Requirement:
Gather every line holding the string "this".

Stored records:
Start
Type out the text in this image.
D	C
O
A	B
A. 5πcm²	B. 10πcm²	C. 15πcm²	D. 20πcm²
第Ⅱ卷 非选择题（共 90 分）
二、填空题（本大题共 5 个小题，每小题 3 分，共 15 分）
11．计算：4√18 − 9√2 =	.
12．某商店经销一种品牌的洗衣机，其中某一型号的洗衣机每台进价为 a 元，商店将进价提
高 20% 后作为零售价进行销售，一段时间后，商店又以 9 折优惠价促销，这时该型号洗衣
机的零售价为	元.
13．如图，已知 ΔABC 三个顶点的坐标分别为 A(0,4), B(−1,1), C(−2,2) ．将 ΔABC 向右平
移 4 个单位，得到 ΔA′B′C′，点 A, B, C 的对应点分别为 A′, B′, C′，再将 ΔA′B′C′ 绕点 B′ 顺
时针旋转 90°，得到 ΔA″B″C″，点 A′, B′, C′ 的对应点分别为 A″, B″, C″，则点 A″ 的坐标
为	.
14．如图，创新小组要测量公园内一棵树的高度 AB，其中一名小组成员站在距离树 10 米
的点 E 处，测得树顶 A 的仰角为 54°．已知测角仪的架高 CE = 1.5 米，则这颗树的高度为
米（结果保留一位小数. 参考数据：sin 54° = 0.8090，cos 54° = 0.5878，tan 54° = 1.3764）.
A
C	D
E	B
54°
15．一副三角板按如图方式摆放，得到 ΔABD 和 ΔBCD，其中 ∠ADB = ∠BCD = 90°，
End
Start
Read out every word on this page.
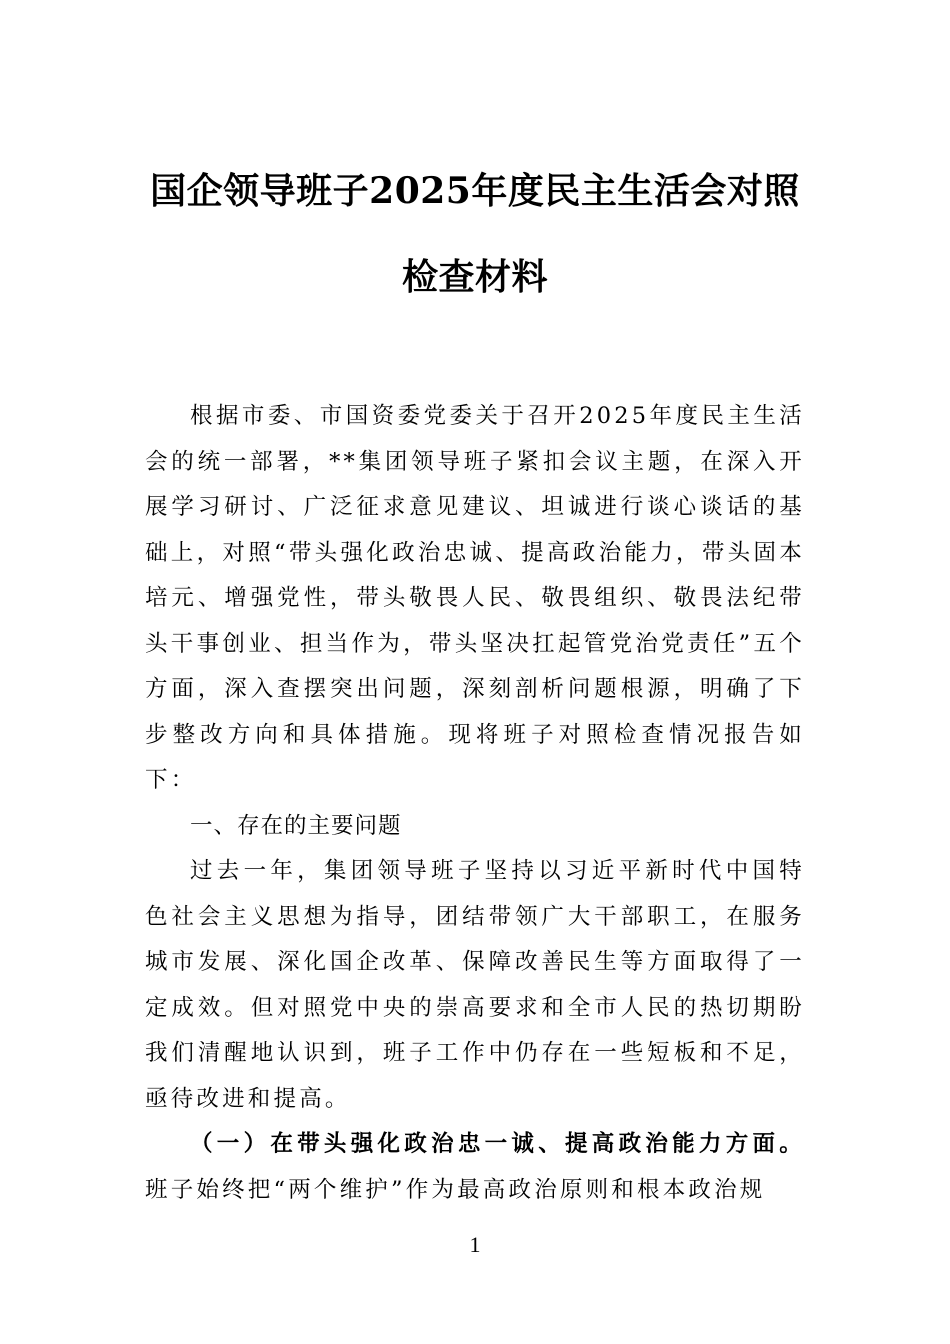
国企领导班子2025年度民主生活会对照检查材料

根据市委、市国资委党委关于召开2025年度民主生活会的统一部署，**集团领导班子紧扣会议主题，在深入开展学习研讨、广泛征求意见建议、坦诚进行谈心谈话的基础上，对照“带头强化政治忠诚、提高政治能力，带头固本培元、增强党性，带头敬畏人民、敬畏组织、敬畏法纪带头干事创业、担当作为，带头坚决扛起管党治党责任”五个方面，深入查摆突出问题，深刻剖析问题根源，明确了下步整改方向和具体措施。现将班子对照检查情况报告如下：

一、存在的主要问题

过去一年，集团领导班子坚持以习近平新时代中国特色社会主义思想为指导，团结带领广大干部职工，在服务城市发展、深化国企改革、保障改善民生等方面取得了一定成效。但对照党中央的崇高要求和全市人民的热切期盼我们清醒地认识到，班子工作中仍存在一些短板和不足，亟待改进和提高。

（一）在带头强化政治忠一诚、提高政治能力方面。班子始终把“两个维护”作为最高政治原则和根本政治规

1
End
Response:
Type out the text in this image.
Read out every word on this page.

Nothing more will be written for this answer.